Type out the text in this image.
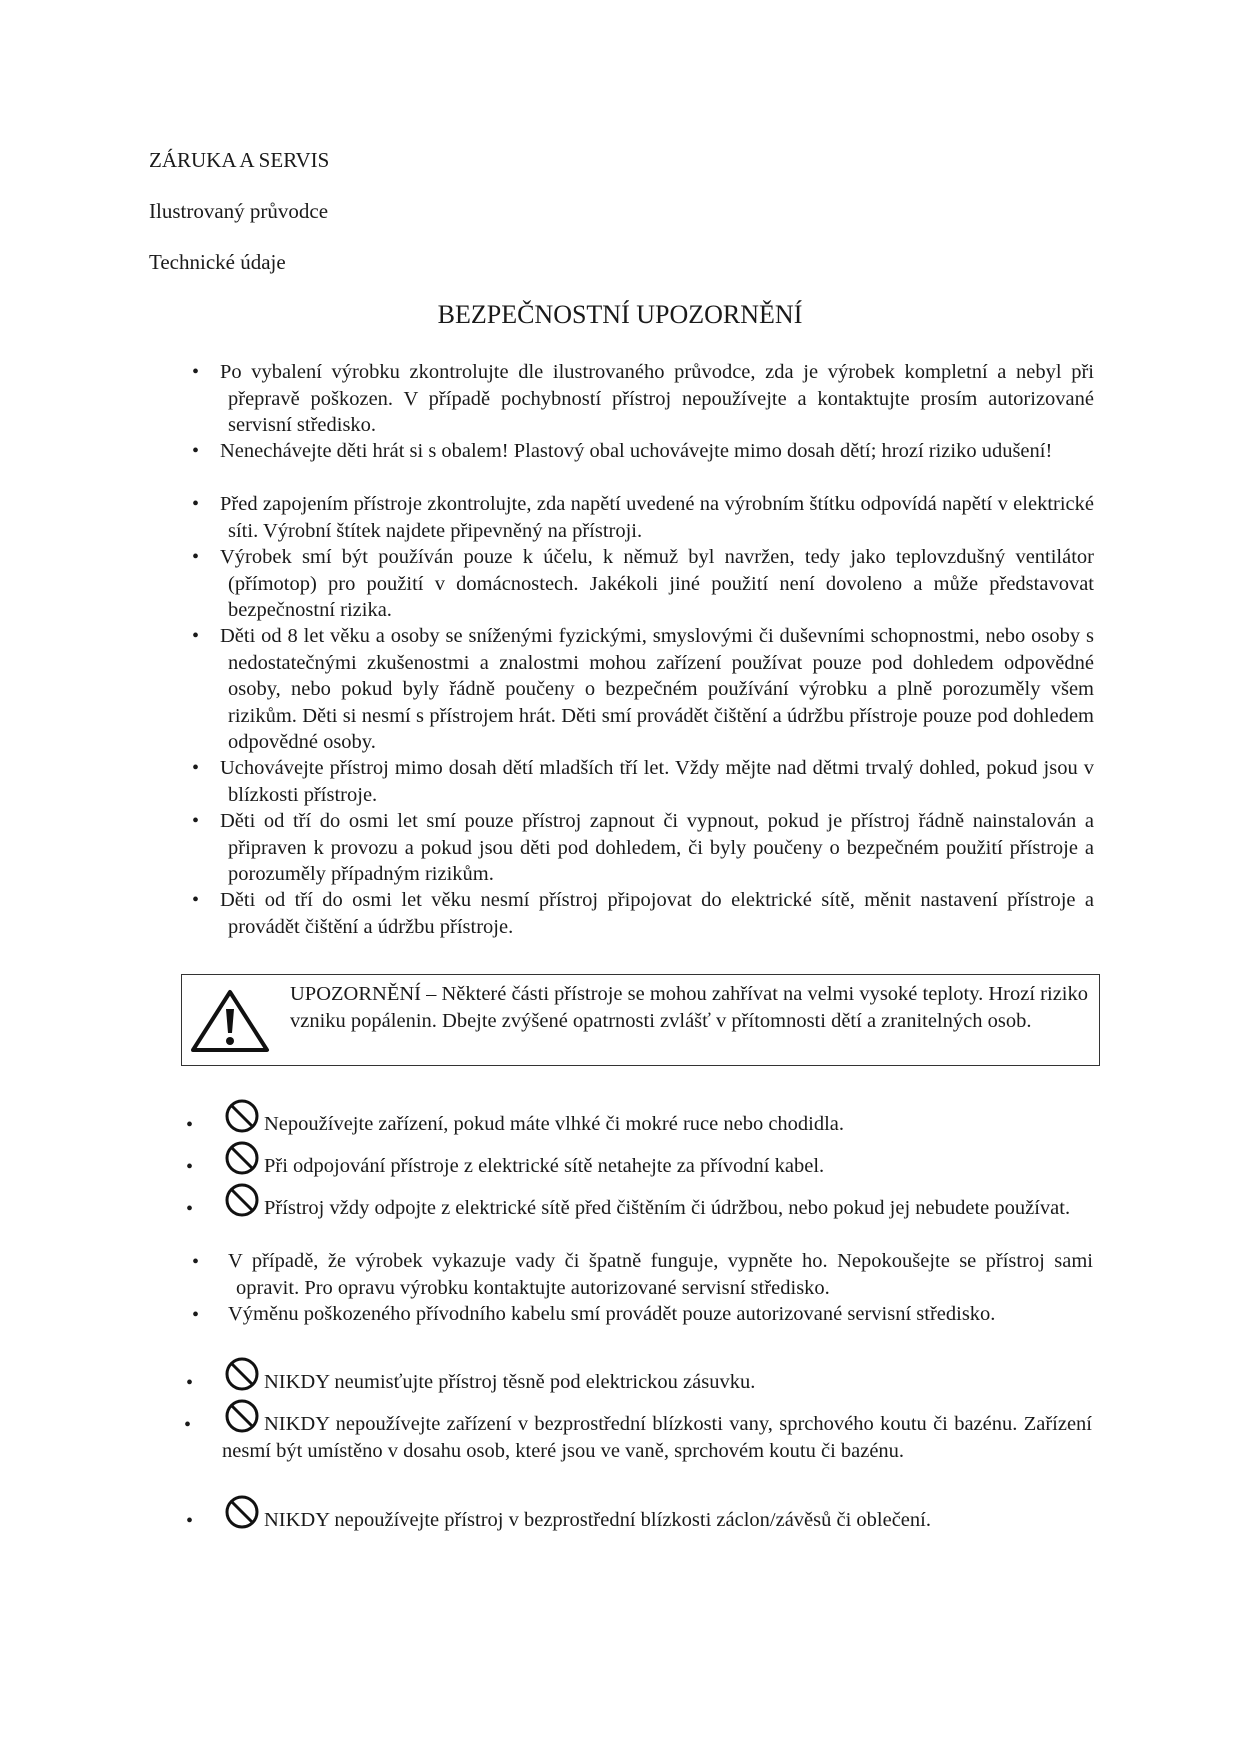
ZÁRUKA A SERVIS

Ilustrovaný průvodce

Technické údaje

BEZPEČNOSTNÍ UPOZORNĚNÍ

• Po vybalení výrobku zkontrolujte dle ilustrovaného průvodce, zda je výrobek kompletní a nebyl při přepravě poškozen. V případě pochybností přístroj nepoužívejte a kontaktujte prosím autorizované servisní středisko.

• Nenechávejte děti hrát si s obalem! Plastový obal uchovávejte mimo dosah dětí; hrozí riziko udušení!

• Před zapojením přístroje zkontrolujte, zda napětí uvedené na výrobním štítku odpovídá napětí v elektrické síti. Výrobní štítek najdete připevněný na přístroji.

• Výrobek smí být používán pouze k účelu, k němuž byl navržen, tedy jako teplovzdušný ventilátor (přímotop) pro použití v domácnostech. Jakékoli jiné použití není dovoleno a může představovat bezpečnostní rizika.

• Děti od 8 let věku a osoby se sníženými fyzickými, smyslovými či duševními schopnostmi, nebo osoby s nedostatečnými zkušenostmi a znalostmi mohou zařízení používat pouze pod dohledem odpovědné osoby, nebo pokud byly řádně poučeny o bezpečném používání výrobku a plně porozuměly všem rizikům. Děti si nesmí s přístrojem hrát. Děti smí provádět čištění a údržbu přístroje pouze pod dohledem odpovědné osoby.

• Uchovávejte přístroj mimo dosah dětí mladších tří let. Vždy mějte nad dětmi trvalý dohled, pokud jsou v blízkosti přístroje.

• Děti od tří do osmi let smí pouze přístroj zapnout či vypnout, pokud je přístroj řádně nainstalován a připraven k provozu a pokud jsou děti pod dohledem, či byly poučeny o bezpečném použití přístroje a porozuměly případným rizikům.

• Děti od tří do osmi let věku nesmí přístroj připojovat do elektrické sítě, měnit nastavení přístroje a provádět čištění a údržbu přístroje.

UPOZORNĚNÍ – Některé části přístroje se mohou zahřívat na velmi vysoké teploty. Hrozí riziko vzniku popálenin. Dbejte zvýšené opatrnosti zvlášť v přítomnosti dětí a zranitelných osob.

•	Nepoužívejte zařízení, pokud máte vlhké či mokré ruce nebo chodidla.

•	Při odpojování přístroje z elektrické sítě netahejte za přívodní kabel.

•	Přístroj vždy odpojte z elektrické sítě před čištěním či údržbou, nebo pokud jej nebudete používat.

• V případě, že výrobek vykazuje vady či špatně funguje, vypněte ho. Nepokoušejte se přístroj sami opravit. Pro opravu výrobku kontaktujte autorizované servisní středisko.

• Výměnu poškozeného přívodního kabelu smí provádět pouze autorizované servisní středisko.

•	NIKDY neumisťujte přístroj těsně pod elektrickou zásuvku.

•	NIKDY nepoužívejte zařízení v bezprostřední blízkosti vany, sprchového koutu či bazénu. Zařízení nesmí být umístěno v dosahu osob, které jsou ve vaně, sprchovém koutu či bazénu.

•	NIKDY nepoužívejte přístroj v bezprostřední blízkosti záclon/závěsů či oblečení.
:::::
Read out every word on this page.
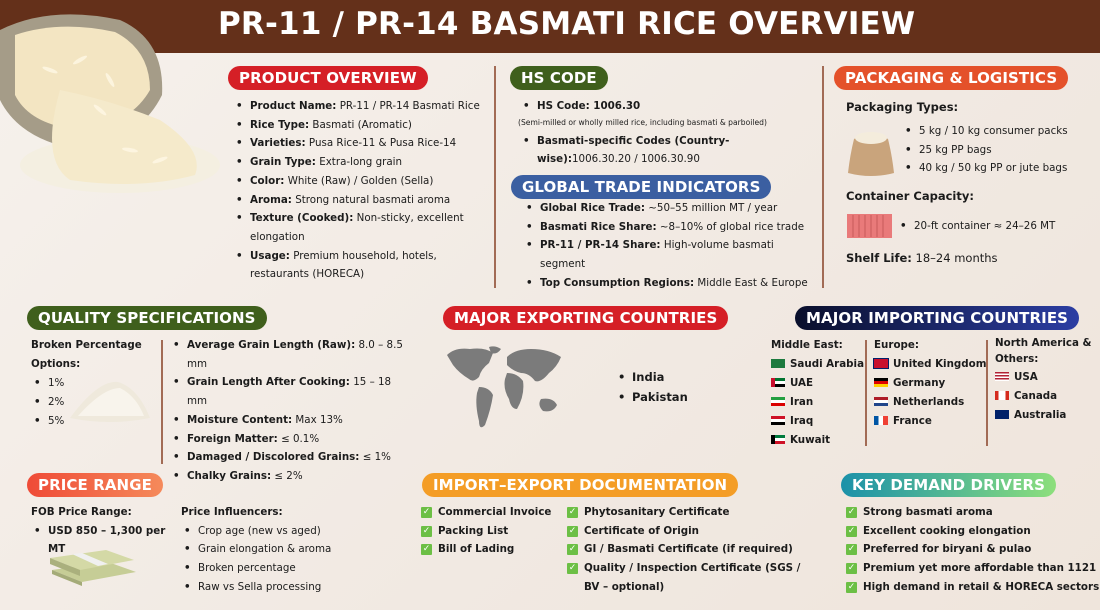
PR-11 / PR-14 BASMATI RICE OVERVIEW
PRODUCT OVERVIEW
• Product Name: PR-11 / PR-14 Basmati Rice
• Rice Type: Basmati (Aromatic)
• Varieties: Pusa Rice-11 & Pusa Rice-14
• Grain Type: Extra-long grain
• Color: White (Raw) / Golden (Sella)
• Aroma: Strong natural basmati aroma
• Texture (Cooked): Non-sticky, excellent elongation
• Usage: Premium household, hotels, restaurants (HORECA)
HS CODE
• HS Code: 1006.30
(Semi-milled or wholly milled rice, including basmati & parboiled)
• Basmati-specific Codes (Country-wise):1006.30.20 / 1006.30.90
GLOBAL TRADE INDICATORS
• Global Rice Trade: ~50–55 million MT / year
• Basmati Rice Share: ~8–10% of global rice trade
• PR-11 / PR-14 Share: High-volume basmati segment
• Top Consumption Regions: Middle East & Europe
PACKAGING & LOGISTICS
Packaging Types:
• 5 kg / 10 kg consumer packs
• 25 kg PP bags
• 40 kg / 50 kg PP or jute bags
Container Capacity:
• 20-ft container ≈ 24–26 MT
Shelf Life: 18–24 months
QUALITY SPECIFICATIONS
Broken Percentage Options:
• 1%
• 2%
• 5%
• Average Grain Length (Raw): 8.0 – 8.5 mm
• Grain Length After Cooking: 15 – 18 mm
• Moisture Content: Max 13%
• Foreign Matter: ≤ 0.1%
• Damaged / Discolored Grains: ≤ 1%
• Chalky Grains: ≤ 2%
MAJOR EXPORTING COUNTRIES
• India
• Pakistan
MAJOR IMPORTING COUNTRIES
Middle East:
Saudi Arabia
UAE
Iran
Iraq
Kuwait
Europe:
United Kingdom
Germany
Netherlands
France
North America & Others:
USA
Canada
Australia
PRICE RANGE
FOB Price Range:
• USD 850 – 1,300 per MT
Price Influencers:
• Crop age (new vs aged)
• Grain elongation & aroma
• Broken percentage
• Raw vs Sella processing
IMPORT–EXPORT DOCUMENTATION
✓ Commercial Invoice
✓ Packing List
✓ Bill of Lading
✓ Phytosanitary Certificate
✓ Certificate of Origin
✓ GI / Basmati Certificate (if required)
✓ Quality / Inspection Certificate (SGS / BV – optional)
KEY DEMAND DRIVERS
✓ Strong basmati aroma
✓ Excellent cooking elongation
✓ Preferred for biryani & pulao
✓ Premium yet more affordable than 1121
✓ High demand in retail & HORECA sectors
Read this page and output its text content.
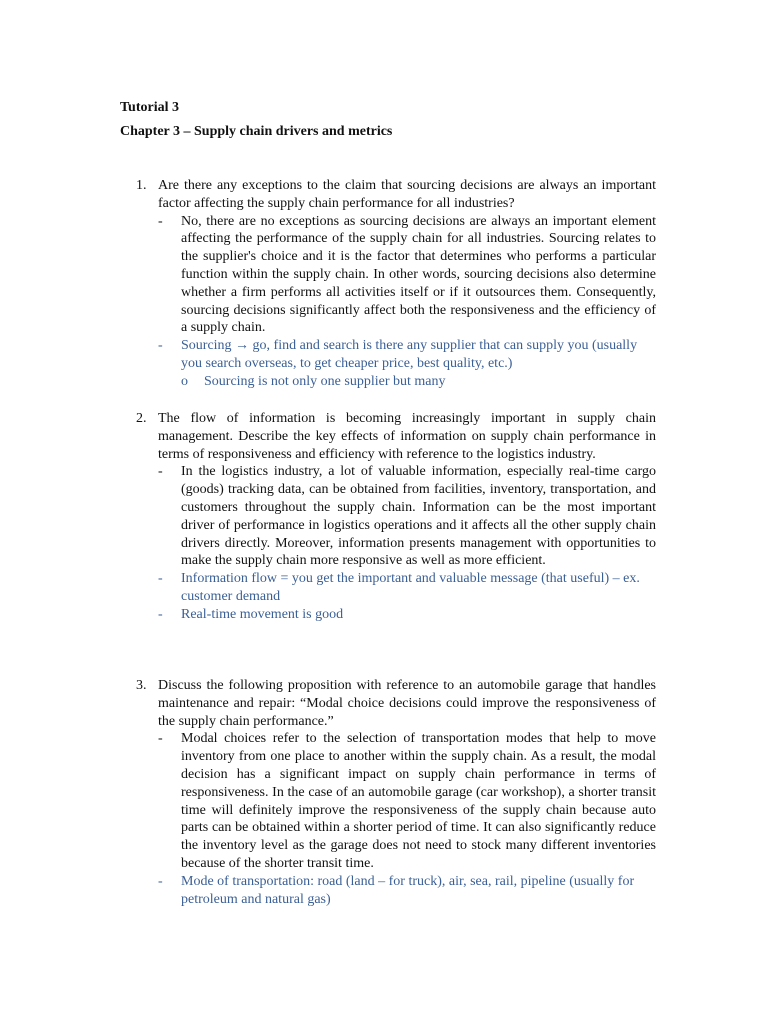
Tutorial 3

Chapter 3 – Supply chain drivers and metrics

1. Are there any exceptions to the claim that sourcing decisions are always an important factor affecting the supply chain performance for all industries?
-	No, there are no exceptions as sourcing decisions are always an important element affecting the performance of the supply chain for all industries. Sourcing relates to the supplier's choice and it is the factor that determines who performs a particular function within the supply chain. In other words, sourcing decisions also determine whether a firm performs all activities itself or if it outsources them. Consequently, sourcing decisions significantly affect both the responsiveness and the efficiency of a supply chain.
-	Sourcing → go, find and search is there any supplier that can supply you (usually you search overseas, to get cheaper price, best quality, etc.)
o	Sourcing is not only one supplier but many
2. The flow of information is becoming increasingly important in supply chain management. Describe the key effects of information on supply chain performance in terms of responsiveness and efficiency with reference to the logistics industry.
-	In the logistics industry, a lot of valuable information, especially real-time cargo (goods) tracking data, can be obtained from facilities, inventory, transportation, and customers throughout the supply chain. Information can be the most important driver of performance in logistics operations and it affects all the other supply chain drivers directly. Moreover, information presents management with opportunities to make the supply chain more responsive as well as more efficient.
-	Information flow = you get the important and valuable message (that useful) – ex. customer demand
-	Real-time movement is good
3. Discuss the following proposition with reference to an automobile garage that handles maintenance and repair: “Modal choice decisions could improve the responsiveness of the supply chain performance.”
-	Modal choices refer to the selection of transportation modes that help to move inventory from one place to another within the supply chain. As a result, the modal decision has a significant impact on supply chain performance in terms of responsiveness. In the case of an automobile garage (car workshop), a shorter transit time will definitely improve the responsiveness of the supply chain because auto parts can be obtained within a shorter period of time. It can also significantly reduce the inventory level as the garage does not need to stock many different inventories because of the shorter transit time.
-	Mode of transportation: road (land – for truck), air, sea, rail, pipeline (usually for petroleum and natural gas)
:::::
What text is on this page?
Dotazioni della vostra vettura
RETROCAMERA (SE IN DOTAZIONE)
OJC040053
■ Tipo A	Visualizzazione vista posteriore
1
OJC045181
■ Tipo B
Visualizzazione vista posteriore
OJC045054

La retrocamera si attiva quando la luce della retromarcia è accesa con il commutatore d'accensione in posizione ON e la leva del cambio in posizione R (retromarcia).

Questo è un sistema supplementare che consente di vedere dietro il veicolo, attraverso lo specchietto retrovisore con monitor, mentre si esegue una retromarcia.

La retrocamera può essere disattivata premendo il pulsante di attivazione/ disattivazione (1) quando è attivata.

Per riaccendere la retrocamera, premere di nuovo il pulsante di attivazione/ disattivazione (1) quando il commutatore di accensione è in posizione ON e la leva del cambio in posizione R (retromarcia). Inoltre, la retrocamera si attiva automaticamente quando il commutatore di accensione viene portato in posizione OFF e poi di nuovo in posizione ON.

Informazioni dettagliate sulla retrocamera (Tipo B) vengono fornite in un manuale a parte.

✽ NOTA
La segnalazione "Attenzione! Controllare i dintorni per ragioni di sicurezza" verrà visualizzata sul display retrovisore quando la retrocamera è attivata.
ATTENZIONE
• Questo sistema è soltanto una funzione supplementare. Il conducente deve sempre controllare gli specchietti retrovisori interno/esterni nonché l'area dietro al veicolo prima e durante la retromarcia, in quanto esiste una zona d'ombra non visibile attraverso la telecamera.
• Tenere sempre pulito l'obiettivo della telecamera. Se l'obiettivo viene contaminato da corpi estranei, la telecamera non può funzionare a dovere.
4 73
:::::
- [Your objective] Select every line in the material above where the string "servisní" occurs, and copy it.

- [Solution]
• Po vybalení výrobku zkontrolujte dle ilustrovaného průvodce, zda je výrobek kompletní a nebyl při přepravě poškozen. V případě pochybností přístroj nepoužívejte a kontaktujte prosím autorizované servisní středisko.
• V případě, že výrobek vykazuje vady či špatně funguje, vypněte ho. Nepokoušejte se přístroj sami opravit. Pro opravu výrobku kontaktujte autorizované servisní středisko.
• Výměnu poškozeného přívodního kabelu smí provádět pouze autorizované servisní středisko.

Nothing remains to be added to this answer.